**Data listing**
※ ※ ※
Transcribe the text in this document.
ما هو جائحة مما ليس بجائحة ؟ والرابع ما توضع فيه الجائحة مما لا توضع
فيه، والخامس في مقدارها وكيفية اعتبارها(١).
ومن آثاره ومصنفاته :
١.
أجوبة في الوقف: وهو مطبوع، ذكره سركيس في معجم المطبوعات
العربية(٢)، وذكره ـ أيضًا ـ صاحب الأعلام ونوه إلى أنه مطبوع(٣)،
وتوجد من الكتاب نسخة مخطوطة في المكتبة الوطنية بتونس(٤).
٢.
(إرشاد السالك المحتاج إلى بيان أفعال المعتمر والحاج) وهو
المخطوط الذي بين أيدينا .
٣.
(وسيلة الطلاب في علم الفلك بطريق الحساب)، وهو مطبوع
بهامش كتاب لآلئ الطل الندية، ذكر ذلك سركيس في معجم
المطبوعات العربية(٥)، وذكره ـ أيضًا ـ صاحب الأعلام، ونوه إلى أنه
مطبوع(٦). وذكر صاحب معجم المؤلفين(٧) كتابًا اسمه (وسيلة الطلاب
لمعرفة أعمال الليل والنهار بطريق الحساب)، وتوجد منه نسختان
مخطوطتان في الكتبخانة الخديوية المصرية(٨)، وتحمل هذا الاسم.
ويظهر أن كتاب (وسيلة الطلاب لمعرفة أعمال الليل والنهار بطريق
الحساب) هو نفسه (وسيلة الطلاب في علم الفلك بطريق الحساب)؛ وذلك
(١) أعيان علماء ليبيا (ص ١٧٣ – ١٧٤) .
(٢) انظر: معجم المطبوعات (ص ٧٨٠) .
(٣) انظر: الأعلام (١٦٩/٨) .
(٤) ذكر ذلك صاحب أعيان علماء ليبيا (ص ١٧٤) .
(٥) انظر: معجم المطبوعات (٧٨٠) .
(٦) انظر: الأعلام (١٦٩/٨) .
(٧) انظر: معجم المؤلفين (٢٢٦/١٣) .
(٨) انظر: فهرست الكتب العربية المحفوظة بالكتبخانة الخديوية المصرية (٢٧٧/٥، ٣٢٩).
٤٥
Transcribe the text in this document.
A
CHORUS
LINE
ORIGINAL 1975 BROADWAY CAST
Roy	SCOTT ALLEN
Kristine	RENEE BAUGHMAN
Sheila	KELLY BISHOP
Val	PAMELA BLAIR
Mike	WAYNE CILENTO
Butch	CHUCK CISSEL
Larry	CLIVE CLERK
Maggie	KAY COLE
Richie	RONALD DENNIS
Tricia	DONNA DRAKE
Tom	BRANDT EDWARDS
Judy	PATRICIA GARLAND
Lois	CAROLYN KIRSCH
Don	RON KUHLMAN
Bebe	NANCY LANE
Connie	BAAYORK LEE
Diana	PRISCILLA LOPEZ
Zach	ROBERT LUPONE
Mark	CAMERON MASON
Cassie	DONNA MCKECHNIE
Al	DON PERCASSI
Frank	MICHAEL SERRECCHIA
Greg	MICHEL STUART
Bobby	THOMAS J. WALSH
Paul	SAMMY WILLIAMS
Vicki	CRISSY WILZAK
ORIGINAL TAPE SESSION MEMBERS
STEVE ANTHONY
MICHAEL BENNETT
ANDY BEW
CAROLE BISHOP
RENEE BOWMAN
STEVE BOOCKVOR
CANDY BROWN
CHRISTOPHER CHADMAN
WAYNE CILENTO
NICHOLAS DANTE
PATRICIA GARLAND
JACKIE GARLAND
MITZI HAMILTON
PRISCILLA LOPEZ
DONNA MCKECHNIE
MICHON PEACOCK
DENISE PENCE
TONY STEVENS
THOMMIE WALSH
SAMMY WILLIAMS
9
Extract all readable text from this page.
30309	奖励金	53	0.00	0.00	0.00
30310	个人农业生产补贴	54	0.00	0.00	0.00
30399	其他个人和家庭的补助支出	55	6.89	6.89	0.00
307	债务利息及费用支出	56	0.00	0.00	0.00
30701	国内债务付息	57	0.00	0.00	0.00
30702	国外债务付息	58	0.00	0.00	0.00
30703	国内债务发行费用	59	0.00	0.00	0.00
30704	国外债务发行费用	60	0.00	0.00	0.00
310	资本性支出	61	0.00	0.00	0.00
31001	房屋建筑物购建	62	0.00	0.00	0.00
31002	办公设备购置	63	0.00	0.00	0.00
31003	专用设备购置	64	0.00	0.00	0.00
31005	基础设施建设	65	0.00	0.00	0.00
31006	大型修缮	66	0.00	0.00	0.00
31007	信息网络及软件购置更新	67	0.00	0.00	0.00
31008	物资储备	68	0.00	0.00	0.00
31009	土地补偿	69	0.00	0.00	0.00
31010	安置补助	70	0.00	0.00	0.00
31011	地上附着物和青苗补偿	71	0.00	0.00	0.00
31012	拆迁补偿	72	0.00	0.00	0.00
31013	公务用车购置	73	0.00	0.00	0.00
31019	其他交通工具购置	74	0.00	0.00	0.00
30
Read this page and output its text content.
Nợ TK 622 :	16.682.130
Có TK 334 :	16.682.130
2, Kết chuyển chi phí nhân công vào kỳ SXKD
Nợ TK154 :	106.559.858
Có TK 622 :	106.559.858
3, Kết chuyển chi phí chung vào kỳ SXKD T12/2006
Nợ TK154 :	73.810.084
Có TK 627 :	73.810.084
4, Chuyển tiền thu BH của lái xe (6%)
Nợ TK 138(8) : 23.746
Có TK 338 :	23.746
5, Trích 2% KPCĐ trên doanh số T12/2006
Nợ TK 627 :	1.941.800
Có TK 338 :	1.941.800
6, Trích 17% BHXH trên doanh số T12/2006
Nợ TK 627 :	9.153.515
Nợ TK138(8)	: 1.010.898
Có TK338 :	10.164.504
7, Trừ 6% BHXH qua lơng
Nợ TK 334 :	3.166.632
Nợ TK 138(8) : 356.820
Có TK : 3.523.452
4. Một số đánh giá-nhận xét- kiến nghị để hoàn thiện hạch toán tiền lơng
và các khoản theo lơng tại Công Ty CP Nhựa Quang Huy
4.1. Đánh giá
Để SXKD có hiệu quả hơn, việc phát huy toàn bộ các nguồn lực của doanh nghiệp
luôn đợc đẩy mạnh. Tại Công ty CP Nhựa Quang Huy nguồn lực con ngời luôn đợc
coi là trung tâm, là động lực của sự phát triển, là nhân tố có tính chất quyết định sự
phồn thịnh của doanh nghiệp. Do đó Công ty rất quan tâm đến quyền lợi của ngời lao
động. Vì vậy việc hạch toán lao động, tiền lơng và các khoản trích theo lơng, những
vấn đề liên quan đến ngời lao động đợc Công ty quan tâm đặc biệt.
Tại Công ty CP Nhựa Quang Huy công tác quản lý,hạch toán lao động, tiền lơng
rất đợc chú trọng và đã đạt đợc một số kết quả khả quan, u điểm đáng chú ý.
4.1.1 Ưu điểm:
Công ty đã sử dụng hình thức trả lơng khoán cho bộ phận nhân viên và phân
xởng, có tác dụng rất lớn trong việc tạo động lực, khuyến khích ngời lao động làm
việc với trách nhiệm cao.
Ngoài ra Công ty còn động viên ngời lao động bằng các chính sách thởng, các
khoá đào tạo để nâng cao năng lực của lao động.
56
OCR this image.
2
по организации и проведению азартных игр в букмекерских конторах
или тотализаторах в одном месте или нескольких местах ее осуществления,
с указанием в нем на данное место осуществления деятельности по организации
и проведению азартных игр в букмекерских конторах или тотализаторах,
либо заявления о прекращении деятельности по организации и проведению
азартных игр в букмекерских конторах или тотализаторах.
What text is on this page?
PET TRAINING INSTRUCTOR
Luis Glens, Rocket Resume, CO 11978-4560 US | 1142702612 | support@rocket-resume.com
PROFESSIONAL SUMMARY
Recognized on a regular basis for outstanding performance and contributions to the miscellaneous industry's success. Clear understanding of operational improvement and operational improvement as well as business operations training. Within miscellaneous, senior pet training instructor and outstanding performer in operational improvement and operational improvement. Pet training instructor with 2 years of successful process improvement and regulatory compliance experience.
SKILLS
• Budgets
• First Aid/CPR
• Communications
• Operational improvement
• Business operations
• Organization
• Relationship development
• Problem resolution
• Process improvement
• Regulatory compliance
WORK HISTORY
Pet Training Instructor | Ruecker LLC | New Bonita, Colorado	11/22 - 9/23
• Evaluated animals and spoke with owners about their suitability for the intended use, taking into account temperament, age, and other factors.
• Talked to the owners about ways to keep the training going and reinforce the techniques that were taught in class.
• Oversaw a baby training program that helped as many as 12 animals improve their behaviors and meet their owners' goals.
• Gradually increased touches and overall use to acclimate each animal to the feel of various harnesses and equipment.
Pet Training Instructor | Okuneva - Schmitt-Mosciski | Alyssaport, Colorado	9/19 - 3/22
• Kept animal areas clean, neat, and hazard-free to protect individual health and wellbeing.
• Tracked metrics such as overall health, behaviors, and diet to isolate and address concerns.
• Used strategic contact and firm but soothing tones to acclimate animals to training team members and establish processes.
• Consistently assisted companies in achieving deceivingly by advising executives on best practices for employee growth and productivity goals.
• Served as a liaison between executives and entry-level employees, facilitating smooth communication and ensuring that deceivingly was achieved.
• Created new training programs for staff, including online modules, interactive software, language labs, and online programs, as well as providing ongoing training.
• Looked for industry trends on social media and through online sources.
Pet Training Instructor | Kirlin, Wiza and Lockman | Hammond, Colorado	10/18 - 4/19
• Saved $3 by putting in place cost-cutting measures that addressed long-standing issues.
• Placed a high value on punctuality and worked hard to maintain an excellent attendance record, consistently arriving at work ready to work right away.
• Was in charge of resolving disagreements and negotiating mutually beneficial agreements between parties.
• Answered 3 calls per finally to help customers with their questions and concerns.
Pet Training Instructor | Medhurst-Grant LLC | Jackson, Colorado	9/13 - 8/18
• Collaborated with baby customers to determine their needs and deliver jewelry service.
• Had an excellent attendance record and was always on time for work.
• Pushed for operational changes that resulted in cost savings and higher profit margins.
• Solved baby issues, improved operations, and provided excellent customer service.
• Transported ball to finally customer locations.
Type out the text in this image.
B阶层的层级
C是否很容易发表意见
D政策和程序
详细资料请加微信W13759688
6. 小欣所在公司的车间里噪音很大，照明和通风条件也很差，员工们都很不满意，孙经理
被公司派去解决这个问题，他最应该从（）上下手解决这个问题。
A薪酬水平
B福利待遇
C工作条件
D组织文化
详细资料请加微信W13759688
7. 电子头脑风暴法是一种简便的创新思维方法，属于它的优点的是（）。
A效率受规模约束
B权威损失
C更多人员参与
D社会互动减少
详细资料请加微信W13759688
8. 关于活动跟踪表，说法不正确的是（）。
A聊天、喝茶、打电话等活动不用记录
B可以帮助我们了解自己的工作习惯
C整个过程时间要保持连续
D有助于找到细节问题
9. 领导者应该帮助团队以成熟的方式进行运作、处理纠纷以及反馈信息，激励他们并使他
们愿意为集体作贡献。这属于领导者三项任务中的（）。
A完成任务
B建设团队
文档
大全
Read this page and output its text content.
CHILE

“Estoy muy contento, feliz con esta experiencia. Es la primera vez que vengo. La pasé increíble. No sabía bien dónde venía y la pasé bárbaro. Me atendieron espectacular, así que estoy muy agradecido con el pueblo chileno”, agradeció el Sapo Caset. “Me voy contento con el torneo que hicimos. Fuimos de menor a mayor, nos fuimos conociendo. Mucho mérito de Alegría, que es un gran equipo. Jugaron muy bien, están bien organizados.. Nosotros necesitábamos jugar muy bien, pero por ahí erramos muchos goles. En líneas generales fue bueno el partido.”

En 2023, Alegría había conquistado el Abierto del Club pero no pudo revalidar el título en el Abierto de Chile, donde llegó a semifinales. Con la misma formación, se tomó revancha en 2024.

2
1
※ ※ ※
**What the task asks**
From the entries, report each line that includes the word "علماء".

**The completed task**
(١) أعيان علماء ليبيا (ص ١٧٣ – ١٧٤) .
(٤) ذكر ذلك صاحب أعيان علماء ليبيا (ص ١٧٤) .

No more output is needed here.